Locate every line in the records below that contains the word "JSON", and copy each one.

— Start Records provided —

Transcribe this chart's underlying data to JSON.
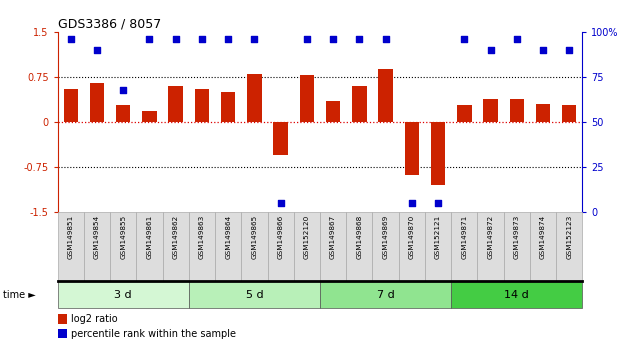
{
  "title": "GDS3386 / 8057",
  "samples": [
    "GSM149851",
    "GSM149854",
    "GSM149855",
    "GSM149861",
    "GSM149862",
    "GSM149863",
    "GSM149864",
    "GSM149865",
    "GSM149866",
    "GSM152120",
    "GSM149867",
    "GSM149868",
    "GSM149869",
    "GSM149870",
    "GSM152121",
    "GSM149871",
    "GSM149872",
    "GSM149873",
    "GSM149874",
    "GSM152123"
  ],
  "log2_ratio": [
    0.55,
    0.65,
    0.28,
    0.18,
    0.6,
    0.55,
    0.5,
    0.8,
    -0.55,
    0.78,
    0.35,
    0.6,
    0.88,
    -0.88,
    -1.05,
    0.28,
    0.38,
    0.38,
    0.3,
    0.28
  ],
  "percentile": [
    96,
    90,
    68,
    96,
    96,
    96,
    96,
    96,
    5,
    96,
    96,
    96,
    96,
    5,
    5,
    96,
    90,
    96,
    90,
    90
  ],
  "groups": [
    {
      "label": "3 d",
      "start": 0,
      "end": 5,
      "color": "#d4f7d4"
    },
    {
      "label": "5 d",
      "start": 5,
      "end": 10,
      "color": "#b8f0b8"
    },
    {
      "label": "7 d",
      "start": 10,
      "end": 15,
      "color": "#90e490"
    },
    {
      "label": "14 d",
      "start": 15,
      "end": 20,
      "color": "#44cc44"
    }
  ],
  "bar_color": "#cc2200",
  "dot_color": "#0000cc",
  "ylim": [
    -1.5,
    1.5
  ],
  "y2lim": [
    0,
    100
  ],
  "yticks": [
    -1.5,
    -0.75,
    0.0,
    0.75,
    1.5
  ],
  "y2ticks": [
    0,
    25,
    50,
    75,
    100
  ],
  "bg_color": "#ffffff",
  "label_bg": "#dddddd",
  "label_edge": "#aaaaaa"
}
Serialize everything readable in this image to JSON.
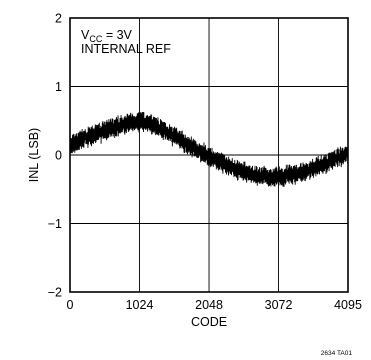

— End Records provided —

Finished exercise>
Transcribe this chart's underlying data to JSON.
Serialize everything readable in this image to JSON.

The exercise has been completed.